## EXERCISE
Read through the data and report every line in which the word "values" occurs.

## DATA SUPPLIED
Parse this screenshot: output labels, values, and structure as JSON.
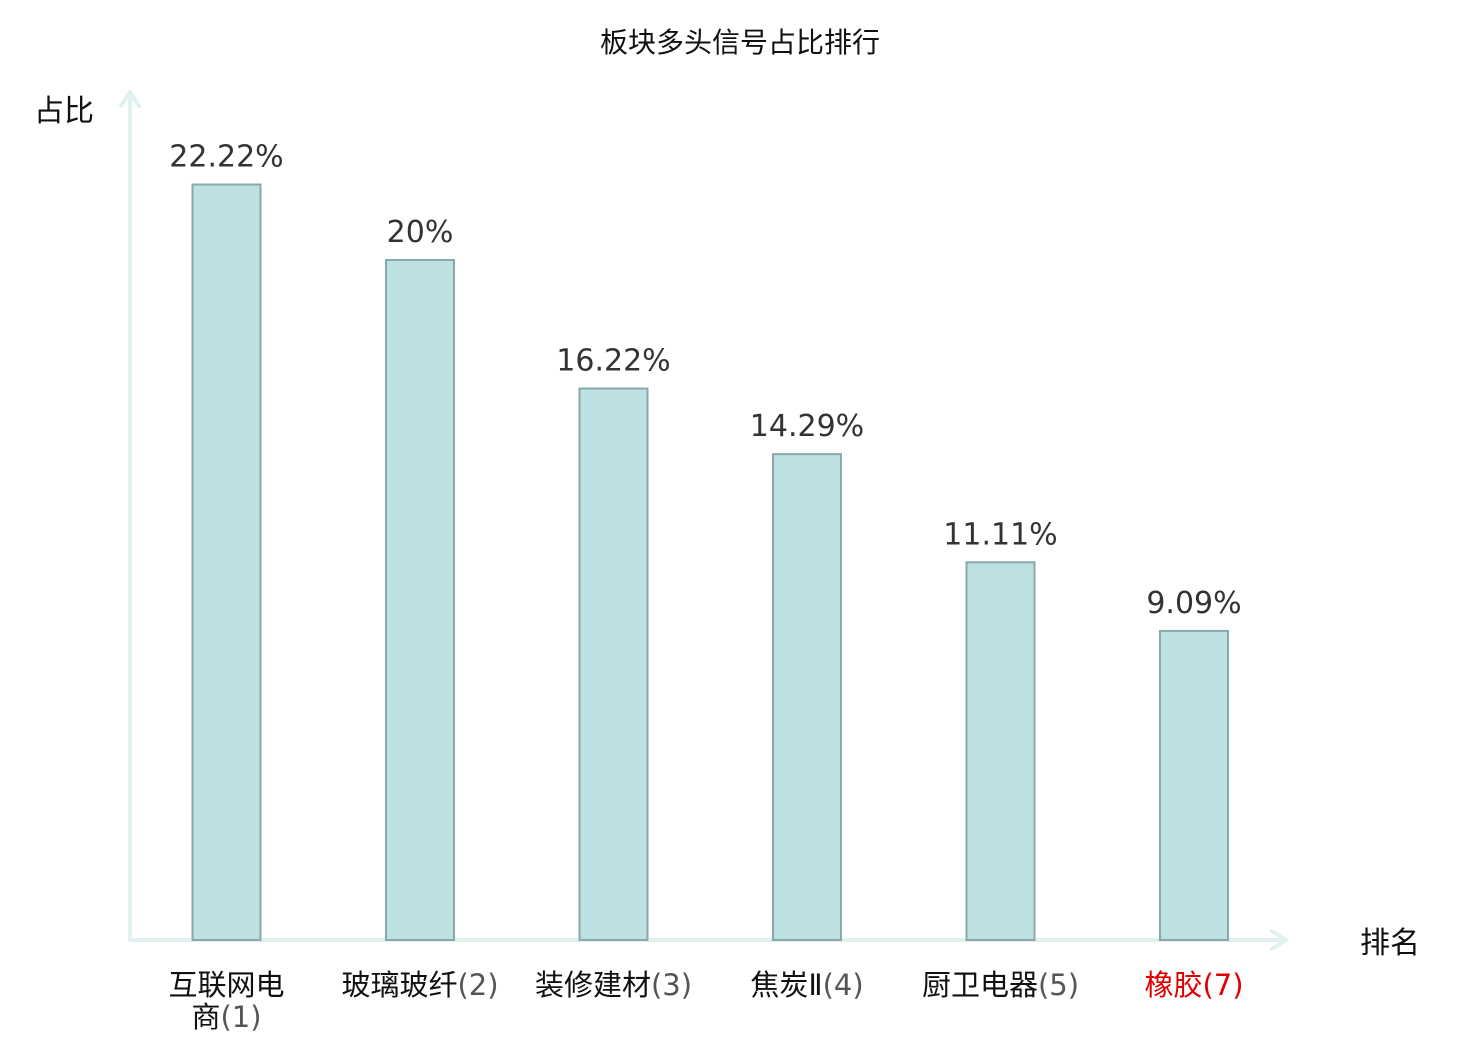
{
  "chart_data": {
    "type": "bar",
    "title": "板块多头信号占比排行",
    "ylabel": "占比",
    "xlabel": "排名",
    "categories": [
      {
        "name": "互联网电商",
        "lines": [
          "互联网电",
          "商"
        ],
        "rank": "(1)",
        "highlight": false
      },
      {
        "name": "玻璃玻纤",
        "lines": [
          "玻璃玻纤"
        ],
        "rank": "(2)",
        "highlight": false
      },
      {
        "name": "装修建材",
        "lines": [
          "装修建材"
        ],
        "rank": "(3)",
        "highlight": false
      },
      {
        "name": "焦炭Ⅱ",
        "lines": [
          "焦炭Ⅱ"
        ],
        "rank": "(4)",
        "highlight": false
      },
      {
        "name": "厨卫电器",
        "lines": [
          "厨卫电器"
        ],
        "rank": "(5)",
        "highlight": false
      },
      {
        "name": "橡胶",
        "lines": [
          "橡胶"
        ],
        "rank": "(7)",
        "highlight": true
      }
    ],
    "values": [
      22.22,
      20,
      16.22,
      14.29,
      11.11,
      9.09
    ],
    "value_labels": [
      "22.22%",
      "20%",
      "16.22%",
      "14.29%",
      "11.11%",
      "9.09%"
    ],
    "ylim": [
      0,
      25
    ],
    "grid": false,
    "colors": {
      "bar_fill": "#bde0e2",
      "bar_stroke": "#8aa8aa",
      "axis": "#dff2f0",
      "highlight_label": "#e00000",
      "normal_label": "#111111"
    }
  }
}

--

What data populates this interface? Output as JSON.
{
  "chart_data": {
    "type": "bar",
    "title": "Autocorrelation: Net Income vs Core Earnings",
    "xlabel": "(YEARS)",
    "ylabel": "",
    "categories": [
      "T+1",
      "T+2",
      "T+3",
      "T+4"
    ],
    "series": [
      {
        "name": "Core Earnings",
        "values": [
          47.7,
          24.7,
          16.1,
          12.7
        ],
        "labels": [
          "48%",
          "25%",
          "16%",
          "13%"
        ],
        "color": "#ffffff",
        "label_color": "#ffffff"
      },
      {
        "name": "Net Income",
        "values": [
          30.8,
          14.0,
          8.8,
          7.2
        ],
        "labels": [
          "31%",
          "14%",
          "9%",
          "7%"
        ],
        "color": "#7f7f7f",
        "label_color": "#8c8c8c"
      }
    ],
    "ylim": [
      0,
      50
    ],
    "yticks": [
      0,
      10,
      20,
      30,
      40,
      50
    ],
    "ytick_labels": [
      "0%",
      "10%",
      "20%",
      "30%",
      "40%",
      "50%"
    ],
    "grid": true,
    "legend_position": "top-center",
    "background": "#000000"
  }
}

## SOLUTION TO THIS PROBLEM
Parse this screenshot: output labels, values, and structure as JSON.
    "values": [
        "values": [
        "values": [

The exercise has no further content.